Update the entries from the beginning through the line containing "scroll-up-icon[interactable] [705,64,712,69]", replacing "Guests" with "Visitors". Reproduce only those lines, with nothing else altered.
-- START Data --
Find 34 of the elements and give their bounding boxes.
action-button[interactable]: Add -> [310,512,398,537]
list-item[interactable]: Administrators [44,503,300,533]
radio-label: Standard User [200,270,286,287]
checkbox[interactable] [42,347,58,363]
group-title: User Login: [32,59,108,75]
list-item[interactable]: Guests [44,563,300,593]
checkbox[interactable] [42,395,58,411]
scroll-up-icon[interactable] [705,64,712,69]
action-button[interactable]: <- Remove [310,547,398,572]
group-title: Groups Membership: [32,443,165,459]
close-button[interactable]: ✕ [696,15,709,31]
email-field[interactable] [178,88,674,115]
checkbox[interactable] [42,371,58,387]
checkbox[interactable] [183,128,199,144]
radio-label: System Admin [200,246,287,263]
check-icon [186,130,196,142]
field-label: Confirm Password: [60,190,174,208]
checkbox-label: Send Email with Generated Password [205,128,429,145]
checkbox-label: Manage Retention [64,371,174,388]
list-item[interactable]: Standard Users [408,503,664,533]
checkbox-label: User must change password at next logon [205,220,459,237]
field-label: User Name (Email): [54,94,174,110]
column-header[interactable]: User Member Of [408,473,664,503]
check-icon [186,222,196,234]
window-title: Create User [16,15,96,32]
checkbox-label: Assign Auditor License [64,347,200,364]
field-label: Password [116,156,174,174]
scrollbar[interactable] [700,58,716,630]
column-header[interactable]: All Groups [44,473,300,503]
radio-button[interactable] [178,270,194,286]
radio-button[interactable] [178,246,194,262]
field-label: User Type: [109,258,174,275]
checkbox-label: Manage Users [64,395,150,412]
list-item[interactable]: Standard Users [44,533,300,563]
-- END Data --
Worked answer:
Find 34 of the elements and give their bounding boxes.
action-button[interactable]: Add -> [310,512,398,537]
list-item[interactable]: Administrators [44,503,300,533]
radio-label: Standard User [200,270,286,287]
checkbox[interactable] [42,347,58,363]
group-title: User Login: [32,59,108,75]
list-item[interactable]: Visitors [44,563,300,593]
checkbox[interactable] [42,395,58,411]
scroll-up-icon[interactable] [705,64,712,69]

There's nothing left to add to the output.